- INPUT DATA -

* * *

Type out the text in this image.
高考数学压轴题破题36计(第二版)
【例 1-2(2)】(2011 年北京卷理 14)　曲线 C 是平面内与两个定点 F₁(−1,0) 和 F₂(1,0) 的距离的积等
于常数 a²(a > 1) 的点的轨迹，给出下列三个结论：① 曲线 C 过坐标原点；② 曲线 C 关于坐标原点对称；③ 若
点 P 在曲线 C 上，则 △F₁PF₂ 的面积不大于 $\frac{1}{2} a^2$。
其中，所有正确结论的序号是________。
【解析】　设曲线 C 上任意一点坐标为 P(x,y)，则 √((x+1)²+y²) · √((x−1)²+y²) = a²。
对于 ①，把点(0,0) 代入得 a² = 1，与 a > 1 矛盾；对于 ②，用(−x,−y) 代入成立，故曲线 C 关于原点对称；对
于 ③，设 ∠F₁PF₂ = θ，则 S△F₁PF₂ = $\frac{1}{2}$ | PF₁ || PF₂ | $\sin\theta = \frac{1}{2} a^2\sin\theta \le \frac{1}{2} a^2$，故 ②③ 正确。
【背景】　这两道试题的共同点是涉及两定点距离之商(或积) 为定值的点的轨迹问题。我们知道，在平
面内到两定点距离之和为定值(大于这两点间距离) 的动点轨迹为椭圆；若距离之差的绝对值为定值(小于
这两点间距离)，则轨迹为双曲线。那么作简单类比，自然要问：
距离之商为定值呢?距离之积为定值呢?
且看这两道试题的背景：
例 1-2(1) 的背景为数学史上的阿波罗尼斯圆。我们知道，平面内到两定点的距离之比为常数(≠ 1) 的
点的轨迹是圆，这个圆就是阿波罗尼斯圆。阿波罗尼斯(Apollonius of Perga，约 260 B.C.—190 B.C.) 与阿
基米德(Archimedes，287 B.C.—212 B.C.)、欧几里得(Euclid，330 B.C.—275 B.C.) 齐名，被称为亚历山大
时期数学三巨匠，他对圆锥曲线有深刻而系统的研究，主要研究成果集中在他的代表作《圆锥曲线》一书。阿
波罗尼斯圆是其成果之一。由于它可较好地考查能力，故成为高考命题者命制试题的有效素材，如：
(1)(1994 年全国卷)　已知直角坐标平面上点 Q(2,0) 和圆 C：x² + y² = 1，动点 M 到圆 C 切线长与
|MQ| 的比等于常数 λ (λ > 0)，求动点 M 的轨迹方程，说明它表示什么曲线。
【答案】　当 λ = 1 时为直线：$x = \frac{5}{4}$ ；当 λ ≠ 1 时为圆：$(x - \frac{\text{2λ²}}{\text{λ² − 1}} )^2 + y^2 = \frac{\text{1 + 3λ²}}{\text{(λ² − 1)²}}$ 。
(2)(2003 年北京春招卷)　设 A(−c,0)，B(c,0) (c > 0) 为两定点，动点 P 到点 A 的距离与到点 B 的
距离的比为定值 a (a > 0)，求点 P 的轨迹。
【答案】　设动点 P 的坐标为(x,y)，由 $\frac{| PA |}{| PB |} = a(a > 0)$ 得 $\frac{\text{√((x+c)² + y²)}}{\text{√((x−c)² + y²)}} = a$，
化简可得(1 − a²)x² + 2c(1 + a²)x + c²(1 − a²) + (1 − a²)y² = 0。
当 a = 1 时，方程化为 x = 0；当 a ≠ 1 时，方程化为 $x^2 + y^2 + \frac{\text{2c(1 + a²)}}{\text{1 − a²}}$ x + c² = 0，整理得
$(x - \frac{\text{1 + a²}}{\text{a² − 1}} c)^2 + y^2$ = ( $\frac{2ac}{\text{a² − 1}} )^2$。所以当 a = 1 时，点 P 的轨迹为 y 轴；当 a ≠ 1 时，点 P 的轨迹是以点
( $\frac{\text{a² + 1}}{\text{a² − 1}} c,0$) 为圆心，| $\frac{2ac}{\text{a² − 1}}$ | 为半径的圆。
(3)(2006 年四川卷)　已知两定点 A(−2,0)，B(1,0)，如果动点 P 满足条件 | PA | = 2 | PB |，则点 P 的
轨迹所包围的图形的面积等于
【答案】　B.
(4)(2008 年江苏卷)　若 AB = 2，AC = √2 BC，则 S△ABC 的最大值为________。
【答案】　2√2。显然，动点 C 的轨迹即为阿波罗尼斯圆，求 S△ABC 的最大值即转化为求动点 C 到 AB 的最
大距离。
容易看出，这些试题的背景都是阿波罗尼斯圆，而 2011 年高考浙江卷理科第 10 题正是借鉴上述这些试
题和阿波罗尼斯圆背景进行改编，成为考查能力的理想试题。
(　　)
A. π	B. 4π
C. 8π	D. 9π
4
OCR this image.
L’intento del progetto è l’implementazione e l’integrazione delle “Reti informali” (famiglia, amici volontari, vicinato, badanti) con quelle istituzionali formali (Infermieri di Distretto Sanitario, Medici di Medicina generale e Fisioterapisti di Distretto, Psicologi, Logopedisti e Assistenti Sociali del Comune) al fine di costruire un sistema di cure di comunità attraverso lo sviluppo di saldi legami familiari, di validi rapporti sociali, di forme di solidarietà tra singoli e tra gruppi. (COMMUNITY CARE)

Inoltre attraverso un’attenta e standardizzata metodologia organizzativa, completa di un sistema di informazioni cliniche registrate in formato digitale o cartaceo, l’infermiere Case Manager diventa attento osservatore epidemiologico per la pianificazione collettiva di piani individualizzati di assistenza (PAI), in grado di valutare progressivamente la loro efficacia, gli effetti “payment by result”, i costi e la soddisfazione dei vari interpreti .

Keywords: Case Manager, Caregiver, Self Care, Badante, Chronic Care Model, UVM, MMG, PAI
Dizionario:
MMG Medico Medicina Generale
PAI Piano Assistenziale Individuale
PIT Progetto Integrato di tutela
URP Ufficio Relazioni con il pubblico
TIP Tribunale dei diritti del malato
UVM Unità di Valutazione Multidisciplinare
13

* * *

Locate and copy each line in the data above that includes the word "frac".

点 P 在曲线 C 上，则 △F₁PF₂ 的面积不大于 $\frac{1}{2} a^2$。
于 ③，设 ∠F₁PF₂ = θ，则 S△F₁PF₂ = $\frac{1}{2}$ | PF₁ || PF₂ | $\sin\theta = \frac{1}{2} a^2\sin\theta \le \frac{1}{2} a^2$，故 ②③ 正确。
【答案】　当 λ = 1 时为直线：$x = \frac{5}{4}$ ；当 λ ≠ 1 时为圆：$(x - \frac{\text{2λ²}}{\text{λ² − 1}} )^2 + y^2 = \frac{\text{1 + 3λ²}}{\text{(λ² − 1)²}}$ 。
【答案】　设动点 P 的坐标为(x,y)，由 $\frac{| PA |}{| PB |} = a(a > 0)$ 得 $\frac{\text{√((x+c)² + y²)}}{\text{√((x−c)² + y²)}} = a$，
当 a = 1 时，方程化为 x = 0；当 a ≠ 1 时，方程化为 $x^2 + y^2 + \frac{\text{2c(1 + a²)}}{\text{1 − a²}}$ x + c² = 0，整理得
$(x - \frac{\text{1 + a²}}{\text{a² − 1}} c)^2 + y^2$ = ( $\frac{2ac}{\text{a² − 1}} )^2$。所以当 a = 1 时，点 P 的轨迹为 y 轴；当 a ≠ 1 时，点 P 的轨迹是以点
( $\frac{\text{a² + 1}}{\text{a² − 1}} c,0$) 为圆心，| $\frac{2ac}{\text{a² − 1}}$ | 为半径的圆。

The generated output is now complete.